◆ **EXERCISE PROMPT**
Check each line of the listing below for the string "text", and copy the ones that have it.
--- BEGIN SUPPLIED MATERIAL ---
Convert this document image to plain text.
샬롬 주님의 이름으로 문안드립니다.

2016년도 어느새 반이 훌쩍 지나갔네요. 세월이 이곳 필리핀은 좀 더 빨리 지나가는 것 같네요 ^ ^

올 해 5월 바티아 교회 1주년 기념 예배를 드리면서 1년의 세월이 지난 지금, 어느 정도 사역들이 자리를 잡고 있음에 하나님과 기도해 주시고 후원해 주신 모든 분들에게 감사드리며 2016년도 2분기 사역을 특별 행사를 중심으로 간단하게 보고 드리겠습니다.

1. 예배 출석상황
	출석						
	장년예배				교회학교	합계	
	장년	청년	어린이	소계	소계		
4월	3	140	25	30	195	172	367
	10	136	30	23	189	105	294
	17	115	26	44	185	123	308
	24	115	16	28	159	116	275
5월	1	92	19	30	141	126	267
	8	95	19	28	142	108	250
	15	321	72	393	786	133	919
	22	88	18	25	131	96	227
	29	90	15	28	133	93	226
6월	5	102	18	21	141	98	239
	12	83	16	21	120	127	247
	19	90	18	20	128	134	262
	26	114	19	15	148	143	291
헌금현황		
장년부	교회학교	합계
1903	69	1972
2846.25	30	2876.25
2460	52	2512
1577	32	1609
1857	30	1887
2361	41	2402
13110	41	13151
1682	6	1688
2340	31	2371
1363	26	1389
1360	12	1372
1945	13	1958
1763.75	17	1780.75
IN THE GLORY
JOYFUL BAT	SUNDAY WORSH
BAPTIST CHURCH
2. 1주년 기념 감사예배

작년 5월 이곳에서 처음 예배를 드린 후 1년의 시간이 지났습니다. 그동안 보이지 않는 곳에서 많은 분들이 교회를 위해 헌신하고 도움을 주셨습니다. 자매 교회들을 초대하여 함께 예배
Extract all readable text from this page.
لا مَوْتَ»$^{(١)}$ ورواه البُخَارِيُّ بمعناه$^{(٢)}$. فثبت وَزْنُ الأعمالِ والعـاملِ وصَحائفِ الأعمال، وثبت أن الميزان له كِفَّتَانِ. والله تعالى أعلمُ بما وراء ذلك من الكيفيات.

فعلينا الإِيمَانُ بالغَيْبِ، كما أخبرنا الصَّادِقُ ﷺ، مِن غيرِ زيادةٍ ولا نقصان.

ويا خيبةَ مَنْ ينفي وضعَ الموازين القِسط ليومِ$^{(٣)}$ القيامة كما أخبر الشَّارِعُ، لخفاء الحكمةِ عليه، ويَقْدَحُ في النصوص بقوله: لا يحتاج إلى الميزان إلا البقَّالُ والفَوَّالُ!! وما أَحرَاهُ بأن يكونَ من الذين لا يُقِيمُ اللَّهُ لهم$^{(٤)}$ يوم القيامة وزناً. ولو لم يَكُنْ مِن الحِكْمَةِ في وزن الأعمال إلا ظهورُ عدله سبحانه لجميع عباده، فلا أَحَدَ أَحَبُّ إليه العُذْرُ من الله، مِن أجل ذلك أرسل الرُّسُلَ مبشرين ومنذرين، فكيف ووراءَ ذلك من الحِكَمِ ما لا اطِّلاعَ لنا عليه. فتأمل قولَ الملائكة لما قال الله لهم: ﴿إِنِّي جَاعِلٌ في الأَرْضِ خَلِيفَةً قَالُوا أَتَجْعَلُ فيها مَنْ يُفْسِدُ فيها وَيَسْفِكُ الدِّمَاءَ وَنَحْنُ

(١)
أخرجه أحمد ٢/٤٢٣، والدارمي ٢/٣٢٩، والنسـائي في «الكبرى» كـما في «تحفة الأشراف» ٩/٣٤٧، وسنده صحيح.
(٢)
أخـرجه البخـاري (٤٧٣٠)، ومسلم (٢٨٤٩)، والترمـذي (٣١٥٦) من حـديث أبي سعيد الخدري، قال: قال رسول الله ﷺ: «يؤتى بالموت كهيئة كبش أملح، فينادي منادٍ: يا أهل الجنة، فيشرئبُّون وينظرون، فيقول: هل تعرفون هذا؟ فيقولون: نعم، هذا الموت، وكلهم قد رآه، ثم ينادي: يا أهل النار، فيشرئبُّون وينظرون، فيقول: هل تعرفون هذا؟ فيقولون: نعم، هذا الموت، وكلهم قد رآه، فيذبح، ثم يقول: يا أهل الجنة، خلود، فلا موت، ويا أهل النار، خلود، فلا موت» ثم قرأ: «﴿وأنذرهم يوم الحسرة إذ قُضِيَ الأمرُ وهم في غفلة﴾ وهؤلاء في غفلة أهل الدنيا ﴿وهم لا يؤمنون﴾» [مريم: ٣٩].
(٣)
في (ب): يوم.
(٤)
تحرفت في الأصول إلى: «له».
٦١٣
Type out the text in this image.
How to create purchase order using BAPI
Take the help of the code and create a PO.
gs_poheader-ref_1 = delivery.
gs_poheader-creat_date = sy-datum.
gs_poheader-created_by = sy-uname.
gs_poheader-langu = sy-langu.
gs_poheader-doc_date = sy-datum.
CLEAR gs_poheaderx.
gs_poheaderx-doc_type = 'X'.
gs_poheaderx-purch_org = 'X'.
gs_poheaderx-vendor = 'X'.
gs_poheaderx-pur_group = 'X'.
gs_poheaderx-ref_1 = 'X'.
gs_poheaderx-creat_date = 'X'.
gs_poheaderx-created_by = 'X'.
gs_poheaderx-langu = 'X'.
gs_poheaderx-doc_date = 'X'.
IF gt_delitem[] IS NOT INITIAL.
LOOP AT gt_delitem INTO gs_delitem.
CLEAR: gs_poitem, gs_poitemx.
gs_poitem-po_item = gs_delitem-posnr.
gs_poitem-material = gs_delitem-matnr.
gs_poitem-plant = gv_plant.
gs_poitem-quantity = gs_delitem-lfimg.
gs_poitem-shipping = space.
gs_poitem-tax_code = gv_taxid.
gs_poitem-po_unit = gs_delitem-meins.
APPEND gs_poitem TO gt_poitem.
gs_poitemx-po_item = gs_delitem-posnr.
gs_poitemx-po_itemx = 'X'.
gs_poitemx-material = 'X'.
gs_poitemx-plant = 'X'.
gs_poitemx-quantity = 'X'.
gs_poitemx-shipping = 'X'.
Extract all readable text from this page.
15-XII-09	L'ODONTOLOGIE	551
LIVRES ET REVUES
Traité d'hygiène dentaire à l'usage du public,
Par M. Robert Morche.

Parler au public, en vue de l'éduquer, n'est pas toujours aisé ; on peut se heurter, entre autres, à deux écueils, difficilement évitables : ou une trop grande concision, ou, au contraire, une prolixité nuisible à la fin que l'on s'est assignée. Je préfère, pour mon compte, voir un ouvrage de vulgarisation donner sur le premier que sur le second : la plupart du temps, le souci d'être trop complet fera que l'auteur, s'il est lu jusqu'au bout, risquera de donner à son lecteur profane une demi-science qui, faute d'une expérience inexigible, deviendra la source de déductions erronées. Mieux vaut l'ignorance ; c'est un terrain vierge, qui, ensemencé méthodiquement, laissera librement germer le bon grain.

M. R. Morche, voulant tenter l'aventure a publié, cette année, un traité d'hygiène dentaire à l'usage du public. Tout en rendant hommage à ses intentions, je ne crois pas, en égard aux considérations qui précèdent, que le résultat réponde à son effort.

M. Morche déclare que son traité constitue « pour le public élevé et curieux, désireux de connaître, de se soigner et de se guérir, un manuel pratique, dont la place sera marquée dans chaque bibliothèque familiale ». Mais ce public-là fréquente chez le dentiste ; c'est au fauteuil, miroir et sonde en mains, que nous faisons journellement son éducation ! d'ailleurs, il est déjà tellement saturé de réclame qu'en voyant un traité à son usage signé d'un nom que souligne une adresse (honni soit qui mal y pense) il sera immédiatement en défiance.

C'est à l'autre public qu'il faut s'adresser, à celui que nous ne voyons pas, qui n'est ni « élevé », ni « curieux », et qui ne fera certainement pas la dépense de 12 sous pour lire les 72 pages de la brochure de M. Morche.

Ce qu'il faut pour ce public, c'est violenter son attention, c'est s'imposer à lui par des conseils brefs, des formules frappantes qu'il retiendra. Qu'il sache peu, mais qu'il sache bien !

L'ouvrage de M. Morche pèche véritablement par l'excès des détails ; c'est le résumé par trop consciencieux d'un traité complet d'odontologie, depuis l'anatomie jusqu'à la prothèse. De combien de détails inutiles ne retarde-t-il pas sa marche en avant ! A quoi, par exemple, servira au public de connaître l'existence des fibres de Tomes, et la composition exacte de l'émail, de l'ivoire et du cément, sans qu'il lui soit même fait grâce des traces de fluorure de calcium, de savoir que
--- END SUPPLIED MATERIAL ---
◆ **ANSWER TO THIS PROBLEM**
Convert this document image to plain text.
Extract all readable text from this page.
Type out the text in this image.
Extract all readable text from this page.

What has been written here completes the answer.